* _What the exercise asks_:
Reproduce all of the data word for word.
↓
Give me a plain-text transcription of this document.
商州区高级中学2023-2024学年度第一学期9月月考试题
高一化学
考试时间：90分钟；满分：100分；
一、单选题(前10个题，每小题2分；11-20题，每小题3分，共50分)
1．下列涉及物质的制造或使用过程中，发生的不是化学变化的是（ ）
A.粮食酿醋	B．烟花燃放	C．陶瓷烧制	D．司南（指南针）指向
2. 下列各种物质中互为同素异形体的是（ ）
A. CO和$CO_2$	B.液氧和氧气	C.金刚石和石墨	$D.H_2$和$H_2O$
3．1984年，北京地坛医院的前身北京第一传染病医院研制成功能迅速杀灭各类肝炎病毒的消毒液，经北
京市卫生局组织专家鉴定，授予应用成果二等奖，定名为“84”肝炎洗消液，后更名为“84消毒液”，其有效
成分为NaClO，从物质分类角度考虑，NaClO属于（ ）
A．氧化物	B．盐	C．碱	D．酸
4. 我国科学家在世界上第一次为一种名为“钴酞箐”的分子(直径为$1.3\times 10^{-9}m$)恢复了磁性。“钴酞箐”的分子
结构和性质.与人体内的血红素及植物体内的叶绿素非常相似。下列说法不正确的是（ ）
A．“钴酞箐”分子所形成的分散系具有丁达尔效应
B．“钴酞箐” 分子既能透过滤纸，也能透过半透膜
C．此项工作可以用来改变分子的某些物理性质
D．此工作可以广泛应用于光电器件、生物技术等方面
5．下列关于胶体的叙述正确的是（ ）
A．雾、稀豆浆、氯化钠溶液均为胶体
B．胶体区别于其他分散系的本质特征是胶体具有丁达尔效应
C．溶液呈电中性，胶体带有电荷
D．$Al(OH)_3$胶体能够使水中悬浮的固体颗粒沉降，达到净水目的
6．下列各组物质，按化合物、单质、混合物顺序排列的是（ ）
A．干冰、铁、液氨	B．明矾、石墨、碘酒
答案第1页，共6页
↑
* _Output of the task_:
Give me a plain-text transcription of this document.
商州区高级中学2023-2024学年度第一学期9月月考试题
高一化学
考试时间：90分钟；满分：100分；
一、单选题(前10个题，每小题2分；11-20题，每小题3分，共50分)
1．下列涉及物质的制造或使用过程中，发生的不是化学变化的是（ ）
A.粮食酿醋	B．烟花燃放	C．陶瓷烧制	D．司南（指南针）指向
2. 下列各种物质中互为同素异形体的是（ ）
A. CO和$CO_2$	B.液氧和氧气	C.金刚石和石墨	$D.H_2$和$H_2O$
3．1984年，北京地坛医院的前身北京第一传染病医院研制成功能迅速杀灭各类肝炎病毒的消毒液，经北
京市卫生局组织专家鉴定，授予应用成果二等奖，定名为“84”肝炎洗消液，后更名为“84消毒液”，其有效
成分为NaClO，从物质分类角度考虑，NaClO属于（ ）
A．氧化物	B．盐	C．碱	D．酸
4. 我国科学家在世界上第一次为一种名为“钴酞箐”的分子(直径为$1.3\times 10^{-9}m$)恢复了磁性。“钴酞箐”的分子
结构和性质.与人体内的血红素及植物体内的叶绿素非常相似。下列说法不正确的是（ ）
A．“钴酞箐”分子所形成的分散系具有丁达尔效应
B．“钴酞箐” 分子既能透过滤纸，也能透过半透膜
C．此项工作可以用来改变分子的某些物理性质
D．此工作可以广泛应用于光电器件、生物技术等方面
5．下列关于胶体的叙述正确的是（ ）
A．雾、稀豆浆、氯化钠溶液均为胶体
B．胶体区别于其他分散系的本质特征是胶体具有丁达尔效应
C．溶液呈电中性，胶体带有电荷
D．$Al(OH)_3$胶体能够使水中悬浮的固体颗粒沉降，达到净水目的
6．下列各组物质，按化合物、单质、混合物顺序排列的是（ ）
A．干冰、铁、液氨	B．明矾、石墨、碘酒
答案第1页，共6页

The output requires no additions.